_TASK PROMPT_: Make an exact copy of all the records.
---- INFORMATION SHOWN
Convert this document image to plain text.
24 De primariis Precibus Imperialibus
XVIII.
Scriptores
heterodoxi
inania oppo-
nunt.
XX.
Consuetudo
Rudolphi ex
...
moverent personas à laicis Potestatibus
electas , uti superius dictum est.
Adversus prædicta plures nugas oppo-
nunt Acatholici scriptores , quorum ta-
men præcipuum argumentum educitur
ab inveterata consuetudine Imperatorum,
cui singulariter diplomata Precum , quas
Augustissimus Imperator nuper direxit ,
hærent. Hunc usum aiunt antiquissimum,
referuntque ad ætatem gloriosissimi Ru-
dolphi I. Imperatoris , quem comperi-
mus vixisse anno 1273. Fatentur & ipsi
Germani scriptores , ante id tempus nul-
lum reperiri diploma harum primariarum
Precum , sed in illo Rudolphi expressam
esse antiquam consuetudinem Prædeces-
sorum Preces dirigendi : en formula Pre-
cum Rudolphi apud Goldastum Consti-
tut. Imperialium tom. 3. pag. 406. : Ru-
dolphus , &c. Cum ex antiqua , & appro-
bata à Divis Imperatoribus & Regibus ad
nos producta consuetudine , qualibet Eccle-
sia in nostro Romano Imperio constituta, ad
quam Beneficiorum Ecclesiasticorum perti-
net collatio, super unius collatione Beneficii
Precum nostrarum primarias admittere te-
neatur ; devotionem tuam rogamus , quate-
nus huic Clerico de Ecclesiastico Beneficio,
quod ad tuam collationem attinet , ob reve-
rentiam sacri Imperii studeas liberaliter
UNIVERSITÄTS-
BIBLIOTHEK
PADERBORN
--------
_FINAL ANSWER_:
Convert this document image to plain text.
24 De primariis Precibus Imperialibus
XVIII.
Scriptores
heterodoxi
inania oppo-
nunt.
XX.
Consuetudo
Rudolphi ex
...
moverent personas à laicis Potestatibus
electas , uti superius dictum est.
Adversus prædicta plures nugas oppo-
nunt Acatholici scriptores , quorum ta-
men præcipuum argumentum educitur
ab inveterata consuetudine Imperatorum,
cui singulariter diplomata Precum , quas
Augustissimus Imperator nuper direxit ,
hærent. Hunc usum aiunt antiquissimum,
referuntque ad ætatem gloriosissimi Ru-
dolphi I. Imperatoris , quem comperi-
mus vixisse anno 1273. Fatentur & ipsi
Germani scriptores , ante id tempus nul-
lum reperiri diploma harum primariarum
Precum , sed in illo Rudolphi expressam
esse antiquam consuetudinem Prædeces-
sorum Preces dirigendi : en formula Pre-
cum Rudolphi apud Goldastum Consti-
tut. Imperialium tom. 3. pag. 406. : Ru-
dolphus , &c. Cum ex antiqua , & appro-
bata à Divis Imperatoribus & Regibus ad
nos producta consuetudine , qualibet Eccle-
sia in nostro Romano Imperio constituta, ad
quam Beneficiorum Ecclesiasticorum perti-
net collatio, super unius collatione Beneficii
Precum nostrarum primarias admittere te-
neatur ; devotionem tuam rogamus , quate-
nus huic Clerico de Ecclesiastico Beneficio,
quod ad tuam collationem attinet , ob reve-
rentiam sacri Imperii studeas liberaliter
UNIVERSITÄTS-
BIBLIOTHEK
PADERBORN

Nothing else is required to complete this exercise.